_Texto fornecido_
● ● ● ● ●

Depois do Advento e das "festas natalinas", iniciamos a primeira etapa do Tempo Comum. Faremos nossa caminhada contemplativa seguindo o Evangelho segundo Marcos (Ano B).
Neste 2º Domingo do Tempo Comum (na verdade ainda Evangelho segundo João), deixaremos ressoar a pergunta fundamental de Jesus: "Que buscais?"
A resposta será dada ao longo de todo este ano, ou seja, ela nos fará crescer no seguimento e na identificação com Aquele que é o "Cordeiro de Deus".
“Que
estais buscando?”
(Jo 1,38)
Um dos temas
importantes do quarto evangelho é o da busca-encontro
de Jesus. Ao leitor atento não passa desapercebido que a primeira palavra que o
autor do evangelho põe na boca de Jesus é uma pergunta: “Que buscais?”

● ● ● ● ●

_Dados do exercício_

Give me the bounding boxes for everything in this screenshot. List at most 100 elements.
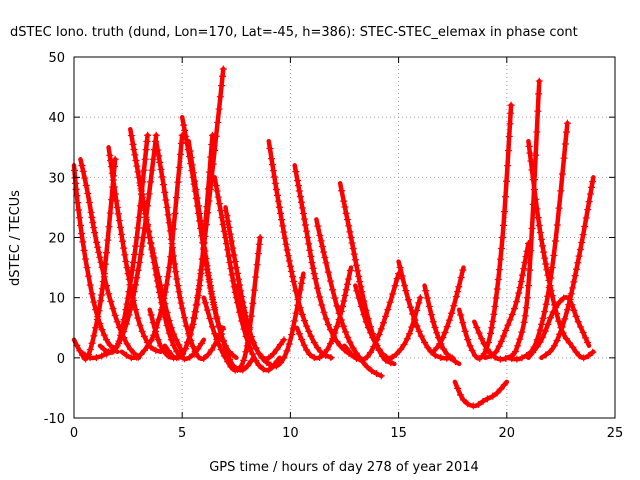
data-point-marker bbox=[174, 178, 182, 186]
data-point-marker bbox=[184, 339, 192, 347]
arc-line bbox=[314, 217, 384, 379]
data-point-marker bbox=[252, 273, 260, 281]
data-point-marker bbox=[384, 306, 392, 314]
data-point-marker bbox=[224, 358, 232, 366]
data-point-marker bbox=[563, 306, 571, 314]
data-point-marker bbox=[561, 315, 569, 323]
data-point-marker bbox=[107, 298, 115, 306]
data-point-marker bbox=[347, 234, 355, 241]
data-point-marker bbox=[130, 296, 138, 304]
data-point-marker bbox=[552, 304, 560, 312]
data-point-marker bbox=[191, 308, 199, 316]
data-point-marker bbox=[436, 340, 444, 348]
data-point-marker bbox=[357, 283, 365, 291]
data-point-marker bbox=[424, 344, 432, 352]
data-point-marker bbox=[209, 160, 217, 168]
data-point-marker bbox=[186, 332, 194, 340]
data-point-marker bbox=[97, 297, 105, 305]
data-point-marker bbox=[246, 345, 254, 353]
data-point-marker bbox=[479, 397, 487, 405]
data-point-marker bbox=[542, 260, 550, 268]
data-point-marker bbox=[491, 302, 499, 310]
data-point-marker bbox=[493, 285, 501, 293]
data-point-marker bbox=[342, 328, 350, 336]
data-point-marker bbox=[310, 270, 318, 278]
data-point-marker bbox=[299, 274, 307, 282]
y-tick-label: 10 bbox=[48, 292, 65, 307]
data-point-marker bbox=[115, 337, 123, 345]
data-point-marker bbox=[97, 258, 105, 266]
data-point-marker bbox=[484, 339, 492, 347]
data-point-marker bbox=[500, 208, 508, 216]
arc-line bbox=[452, 379, 510, 409]
data-point-marker bbox=[75, 214, 83, 222]
data-point-marker bbox=[543, 266, 551, 274]
data-point-marker bbox=[532, 151, 540, 159]
data-point-marker bbox=[171, 209, 179, 217]
data-point-marker bbox=[215, 200, 223, 208]
data-point-marker bbox=[237, 363, 245, 371]
data-point-marker bbox=[106, 209, 114, 217]
data-point-marker bbox=[352, 354, 360, 362]
data-point-marker bbox=[277, 209, 285, 217]
data-point-marker bbox=[123, 264, 131, 272]
data-point-marker bbox=[475, 329, 483, 337]
data-point-marker bbox=[226, 258, 234, 266]
data-point-marker bbox=[408, 323, 416, 331]
data-point-marker bbox=[357, 302, 365, 310]
data-point-marker bbox=[231, 258, 239, 266]
data-point-marker bbox=[147, 178, 155, 186]
data-point-marker bbox=[379, 319, 387, 327]
data-arc bbox=[430, 265, 467, 355]
data-point-marker bbox=[203, 306, 211, 314]
data-point-marker bbox=[550, 342, 558, 350]
data-point-marker bbox=[181, 345, 189, 353]
data-point-marker bbox=[585, 352, 593, 360]
y-tick-label: -10 bbox=[44, 412, 65, 427]
data-point-marker bbox=[86, 346, 94, 354]
data-point-marker bbox=[230, 251, 238, 259]
data-point-marker bbox=[422, 287, 430, 295]
data-point-marker bbox=[104, 236, 112, 244]
data-point-marker bbox=[152, 271, 160, 279]
data-point-marker bbox=[296, 193, 304, 201]
data-point-marker bbox=[577, 323, 585, 331]
data-point-marker bbox=[224, 217, 232, 225]
data-point-marker bbox=[128, 266, 136, 274]
data-point-marker bbox=[200, 239, 208, 247]
data-point-marker bbox=[572, 312, 580, 320]
data-point-marker bbox=[152, 131, 160, 139]
data-point-marker bbox=[536, 326, 544, 334]
data-point-marker bbox=[537, 235, 545, 243]
data-point-marker bbox=[346, 228, 354, 236]
data-point-marker bbox=[351, 256, 359, 264]
data-point-marker bbox=[255, 361, 263, 369]
data-point-marker bbox=[309, 264, 317, 272]
data-point-marker bbox=[375, 331, 383, 339]
data-point-marker bbox=[373, 370, 381, 378]
data-point-marker bbox=[155, 152, 163, 160]
data-point-marker bbox=[322, 259, 330, 267]
data-point-marker bbox=[525, 142, 533, 150]
data-point-marker bbox=[586, 190, 594, 198]
data-arc bbox=[266, 138, 335, 362]
data-point-marker bbox=[440, 345, 448, 353]
data-point-marker bbox=[213, 187, 221, 195]
x-tick-label: 25 bbox=[607, 426, 624, 441]
arc-line bbox=[234, 271, 306, 369]
data-point-marker bbox=[109, 305, 117, 313]
data-point-marker bbox=[291, 317, 299, 325]
data-point-marker bbox=[331, 294, 339, 302]
data-point-marker bbox=[223, 212, 231, 220]
data-point-marker bbox=[544, 292, 552, 300]
data-point-marker bbox=[356, 278, 364, 286]
data-point-marker bbox=[263, 358, 271, 366]
data-point-marker bbox=[165, 329, 173, 337]
data-point-marker bbox=[161, 188, 169, 196]
data-point-marker bbox=[389, 290, 397, 298]
data-point-marker bbox=[207, 288, 215, 296]
data-point-marker bbox=[522, 304, 530, 312]
data-point-marker bbox=[167, 336, 175, 344]
data-point-marker bbox=[454, 384, 462, 392]
data-point-marker bbox=[105, 223, 113, 231]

● ● ● ● ●

_Requisitos do exercício_
1. Reescreva o trecho dos registros que começa na linha que contém "data-point-marker bbox=[174, 178, 182, 186]" e termina na linha que contém "data-point-marker bbox=[97, 297, 105, 305]", trocando "arc-line" por "curved-line" e mantendo todo o resto inalterado.
2. Continue o texto sobre a pergunta de Jesus "Que buscais?" a partir da última frase apresentada.

_Respostas por tarefa_
1.
data-point-marker bbox=[174, 178, 182, 186]
data-point-marker bbox=[184, 339, 192, 347]
curved-line bbox=[314, 217, 384, 379]
data-point-marker bbox=[252, 273, 260, 281]
data-point-marker bbox=[384, 306, 392, 314]
data-point-marker bbox=[224, 358, 232, 366]
data-point-marker bbox=[563, 306, 571, 314]
data-point-marker bbox=[561, 315, 569, 323]
data-point-marker bbox=[107, 298, 115, 306]
data-point-marker bbox=[347, 234, 355, 241]
data-point-marker bbox=[130, 296, 138, 304]
data-point-marker bbox=[552, 304, 560, 312]
data-point-marker bbox=[191, 308, 199, 316]
data-point-marker bbox=[436, 340, 444, 348]
data-point-marker bbox=[357, 283, 365, 291]
data-point-marker bbox=[424, 344, 432, 352]
data-point-marker bbox=[209, 160, 217, 168]
data-point-marker bbox=[186, 332, 194, 340]
data-point-marker bbox=[97, 297, 105, 305]

2.
Na realidade, parece
que no ser humano tudo começa com a busca, pois é ela que põe em marcha todo o
processo existencial. No princípio, sem saber bem o quê, ele busca “estar bem”,
“sentir-se melhor”... E projeta a busca “fora”, naqueles objetos, pessoas,
títulos, bens, ocupações..., que poderiam satisfazer sua sensação de carência e
conferir-lhe maior segurança.
Mais cedo ou mais tarde, a vida lhe mostrará que nada
que está fora é capaz de “plenificá-lo”, fazendo-o suspeitar que é preciso
dirigir o olhar para o seu interior.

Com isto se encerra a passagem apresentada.